• WHAT IS ASKED: Leave out the pictures and reproduce all of the data exactly.

◇ ◇ ◇ ◇ ◇

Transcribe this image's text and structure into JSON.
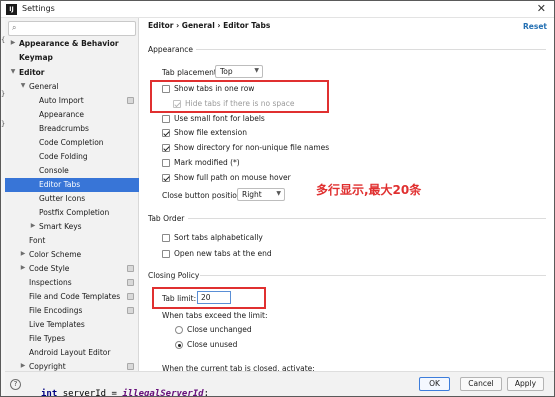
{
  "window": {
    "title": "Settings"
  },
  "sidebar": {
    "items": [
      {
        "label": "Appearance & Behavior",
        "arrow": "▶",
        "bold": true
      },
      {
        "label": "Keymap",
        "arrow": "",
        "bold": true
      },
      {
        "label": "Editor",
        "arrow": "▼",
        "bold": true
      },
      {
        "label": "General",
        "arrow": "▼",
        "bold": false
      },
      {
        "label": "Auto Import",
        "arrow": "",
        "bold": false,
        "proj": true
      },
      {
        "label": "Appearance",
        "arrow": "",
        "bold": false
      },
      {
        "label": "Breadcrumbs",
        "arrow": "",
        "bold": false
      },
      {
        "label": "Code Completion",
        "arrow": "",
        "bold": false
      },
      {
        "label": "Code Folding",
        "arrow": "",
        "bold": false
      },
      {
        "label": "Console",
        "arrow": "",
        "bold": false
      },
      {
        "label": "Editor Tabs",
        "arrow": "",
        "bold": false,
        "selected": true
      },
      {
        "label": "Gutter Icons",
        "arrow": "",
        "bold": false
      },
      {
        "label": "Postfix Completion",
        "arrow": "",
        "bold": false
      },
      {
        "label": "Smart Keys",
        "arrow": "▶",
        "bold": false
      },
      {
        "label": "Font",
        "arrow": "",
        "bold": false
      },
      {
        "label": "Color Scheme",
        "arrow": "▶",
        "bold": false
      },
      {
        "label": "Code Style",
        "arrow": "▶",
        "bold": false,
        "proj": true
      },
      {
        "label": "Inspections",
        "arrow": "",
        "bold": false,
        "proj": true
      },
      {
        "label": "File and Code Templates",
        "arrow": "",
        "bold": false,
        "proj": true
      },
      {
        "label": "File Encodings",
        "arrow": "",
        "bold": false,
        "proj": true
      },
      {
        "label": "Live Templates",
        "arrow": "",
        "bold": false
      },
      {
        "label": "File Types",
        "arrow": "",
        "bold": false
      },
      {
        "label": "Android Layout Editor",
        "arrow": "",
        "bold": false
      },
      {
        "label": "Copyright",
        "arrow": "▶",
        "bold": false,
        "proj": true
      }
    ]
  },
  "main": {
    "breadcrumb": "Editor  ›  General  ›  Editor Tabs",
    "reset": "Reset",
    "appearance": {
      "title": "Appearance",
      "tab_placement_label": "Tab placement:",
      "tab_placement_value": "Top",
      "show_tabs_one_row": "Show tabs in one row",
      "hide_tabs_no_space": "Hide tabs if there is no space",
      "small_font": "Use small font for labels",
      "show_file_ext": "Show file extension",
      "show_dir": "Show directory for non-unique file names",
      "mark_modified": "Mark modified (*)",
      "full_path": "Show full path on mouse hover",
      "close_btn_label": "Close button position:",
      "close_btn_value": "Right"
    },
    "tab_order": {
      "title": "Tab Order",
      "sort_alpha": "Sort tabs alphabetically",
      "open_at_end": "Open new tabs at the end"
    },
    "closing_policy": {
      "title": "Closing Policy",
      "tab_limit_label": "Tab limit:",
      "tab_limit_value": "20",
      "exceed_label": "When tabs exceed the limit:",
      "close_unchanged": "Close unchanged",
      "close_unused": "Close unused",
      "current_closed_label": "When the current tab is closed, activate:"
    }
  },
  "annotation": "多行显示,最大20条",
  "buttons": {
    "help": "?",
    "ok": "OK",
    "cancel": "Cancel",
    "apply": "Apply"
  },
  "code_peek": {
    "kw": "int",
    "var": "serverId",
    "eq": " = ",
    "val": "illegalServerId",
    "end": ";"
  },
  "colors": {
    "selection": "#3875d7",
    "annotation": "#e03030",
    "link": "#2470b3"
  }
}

◇ ◇ ◇ ◇ ◇

• FINAL RESULT:
Transcribe this image's text and structure into JSON.
{
  "window": {
    "title": "Settings"
  },
  "sidebar": {
    "items": [
      {
        "label": "Appearance & Behavior",
        "arrow": "▶",
        "bold": true
      },
      {
        "label": "Keymap",
        "arrow": "",
        "bold": true
      },
      {
        "label": "Editor",
        "arrow": "▼",
        "bold": true
      },
      {
        "label": "General",
        "arrow": "▼",
        "bold": false
      },
      {
        "label": "Auto Import",
        "arrow": "",
        "bold": false,
        "proj": true
      },
      {
        "label": "Appearance",
        "arrow": "",
        "bold": false
      },
      {
        "label": "Breadcrumbs",
        "arrow": "",
        "bold": false
      },
      {
        "label": "Code Completion",
        "arrow": "",
        "bold": false
      },
      {
        "label": "Code Folding",
        "arrow": "",
        "bold": false
      },
      {
        "label": "Console",
        "arrow": "",
        "bold": false
      },
      {
        "label": "Editor Tabs",
        "arrow": "",
        "bold": false,
        "selected": true
      },
      {
        "label": "Gutter Icons",
        "arrow": "",
        "bold": false
      },
      {
        "label": "Postfix Completion",
        "arrow": "",
        "bold": false
      },
      {
        "label": "Smart Keys",
        "arrow": "▶",
        "bold": false
      },
      {
        "label": "Font",
        "arrow": "",
        "bold": false
      },
      {
        "label": "Color Scheme",
        "arrow": "▶",
        "bold": false
      },
      {
        "label": "Code Style",
        "arrow": "▶",
        "bold": false,
        "proj": true
      },
      {
        "label": "Inspections",
        "arrow": "",
        "bold": false,
        "proj": true
      },
      {
        "label": "File and Code Templates",
        "arrow": "",
        "bold": false,
        "proj": true
      },
      {
        "label": "File Encodings",
        "arrow": "",
        "bold": false,
        "proj": true
      },
      {
        "label": "Live Templates",
        "arrow": "",
        "bold": false
      },
      {
        "label": "File Types",
        "arrow": "",
        "bold": false
      },
      {
        "label": "Android Layout Editor",
        "arrow": "",
        "bold": false
      },
      {
        "label": "Copyright",
        "arrow": "▶",
        "bold": false,
        "proj": true
      }
    ]
  },
  "main": {
    "breadcrumb": "Editor  ›  General  ›  Editor Tabs",
    "reset": "Reset",
    "appearance": {
      "title": "Appearance",
      "tab_placement_label": "Tab placement:",
      "tab_placement_value": "Top",
      "show_tabs_one_row": "Show tabs in one row",
      "hide_tabs_no_space": "Hide tabs if there is no space",
      "small_font": "Use small font for labels",
      "show_file_ext": "Show file extension",
      "show_dir": "Show directory for non-unique file names",
      "mark_modified": "Mark modified (*)",
      "full_path": "Show full path on mouse hover",
      "close_btn_label": "Close button position:",
      "close_btn_value": "Right"
    },
    "tab_order": {
      "title": "Tab Order",
      "sort_alpha": "Sort tabs alphabetically",
      "open_at_end": "Open new tabs at the end"
    },
    "closing_policy": {
      "title": "Closing Policy",
      "tab_limit_label": "Tab limit:",
      "tab_limit_value": "20",
      "exceed_label": "When tabs exceed the limit:",
      "close_unchanged": "Close unchanged",
      "close_unused": "Close unused",
      "current_closed_label": "When the current tab is closed, activate:"
    }
  },
  "annotation": "多行显示,最大20条",
  "buttons": {
    "help": "?",
    "ok": "OK",
    "cancel": "Cancel",
    "apply": "Apply"
  },
  "code_peek": {
    "kw": "int",
    "var": "serverId",
    "eq": " = ",
    "val": "illegalServerId",
    "end": ";"
  },
  "colors": {
    "selection": "#3875d7",
    "annotation": "#e03030",
    "link": "#2470b3"
  }
}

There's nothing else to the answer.